Work to do:
Each entry here needs to be set down again exactly, please; pictures are left out.

-- begin --

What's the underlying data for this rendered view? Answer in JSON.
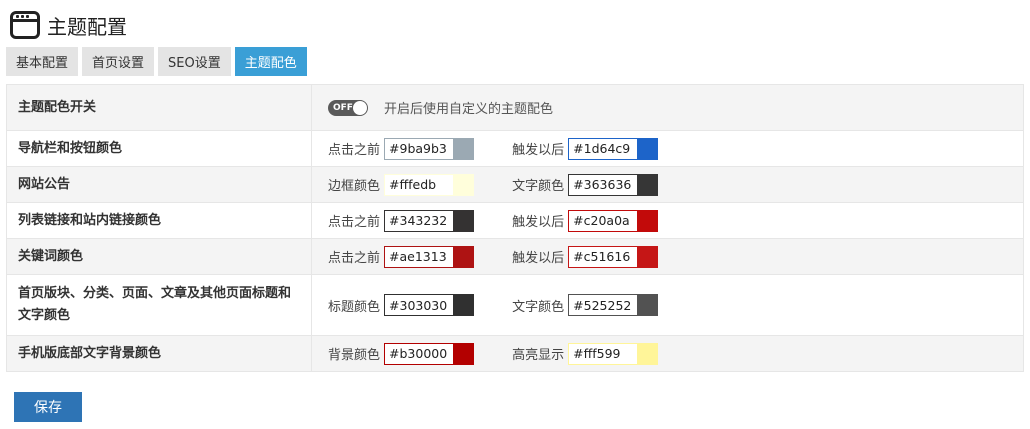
{
  "header": {
    "title": "主题配置"
  },
  "tabs": [
    {
      "label": "基本配置",
      "active": false
    },
    {
      "label": "首页设置",
      "active": false
    },
    {
      "label": "SEO设置",
      "active": false
    },
    {
      "label": "主题配色",
      "active": true
    }
  ],
  "colors": {
    "accent": "#3a9fd6",
    "save_button": "#2e74b5"
  },
  "settings": {
    "switch_row": {
      "label": "主题配色开关",
      "toggle_text": "OFF",
      "toggle_state": "off",
      "description": "开启后使用自定义的主题配色"
    },
    "rows": [
      {
        "label": "导航栏和按钮颜色",
        "left": {
          "label": "点击之前",
          "value": "#9ba9b3"
        },
        "right": {
          "label": "触发以后",
          "value": "#1d64c9"
        }
      },
      {
        "label": "网站公告",
        "left": {
          "label": "边框颜色",
          "value": "#fffedb"
        },
        "right": {
          "label": "文字颜色",
          "value": "#363636"
        }
      },
      {
        "label": "列表链接和站内链接颜色",
        "left": {
          "label": "点击之前",
          "value": "#343232"
        },
        "right": {
          "label": "触发以后",
          "value": "#c20a0a"
        }
      },
      {
        "label": "关键词颜色",
        "left": {
          "label": "点击之前",
          "value": "#ae1313"
        },
        "right": {
          "label": "触发以后",
          "value": "#c51616"
        }
      },
      {
        "label": "首页版块、分类、页面、文章及其他页面标题和文字颜色",
        "left": {
          "label": "标题颜色",
          "value": "#303030"
        },
        "right": {
          "label": "文字颜色",
          "value": "#525252"
        }
      },
      {
        "label": "手机版底部文字背景颜色",
        "left": {
          "label": "背景颜色",
          "value": "#b30000"
        },
        "right": {
          "label": "高亮显示",
          "value": "#fff599"
        }
      }
    ]
  },
  "save_label": "保存"
}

-- end --

Solution for this task:
What's the underlying data for this rendered view? Answer in JSON.
{
  "header": {
    "title": "主题配置"
  },
  "tabs": [
    {
      "label": "基本配置",
      "active": false
    },
    {
      "label": "首页设置",
      "active": false
    },
    {
      "label": "SEO设置",
      "active": false
    },
    {
      "label": "主题配色",
      "active": true
    }
  ],
  "colors": {
    "accent": "#3a9fd6",
    "save_button": "#2e74b5"
  },
  "settings": {
    "switch_row": {
      "label": "主题配色开关",
      "toggle_text": "OFF",
      "toggle_state": "off",
      "description": "开启后使用自定义的主题配色"
    },
    "rows": [
      {
        "label": "导航栏和按钮颜色",
        "left": {
          "label": "点击之前",
          "value": "#9ba9b3"
        },
        "right": {
          "label": "触发以后",
          "value": "#1d64c9"
        }
      },
      {
        "label": "网站公告",
        "left": {
          "label": "边框颜色",
          "value": "#fffedb"
        },
        "right": {
          "label": "文字颜色",
          "value": "#363636"
        }
      },
      {
        "label": "列表链接和站内链接颜色",
        "left": {
          "label": "点击之前",
          "value": "#343232"
        },
        "right": {
          "label": "触发以后",
          "value": "#c20a0a"
        }
      },
      {
        "label": "关键词颜色",
        "left": {
          "label": "点击之前",
          "value": "#ae1313"
        },
        "right": {
          "label": "触发以后",
          "value": "#c51616"
        }
      },
      {
        "label": "首页版块、分类、页面、文章及其他页面标题和文字颜色",
        "left": {
          "label": "标题颜色",
          "value": "#303030"
        },
        "right": {
          "label": "文字颜色",
          "value": "#525252"
        }
      },
      {
        "label": "手机版底部文字背景颜色",
        "left": {
          "label": "背景颜色",
          "value": "#b30000"
        },
        "right": {
          "label": "高亮显示",
          "value": "#fff599"
        }
      }
    ]
  },
  "save_label": "保存"
}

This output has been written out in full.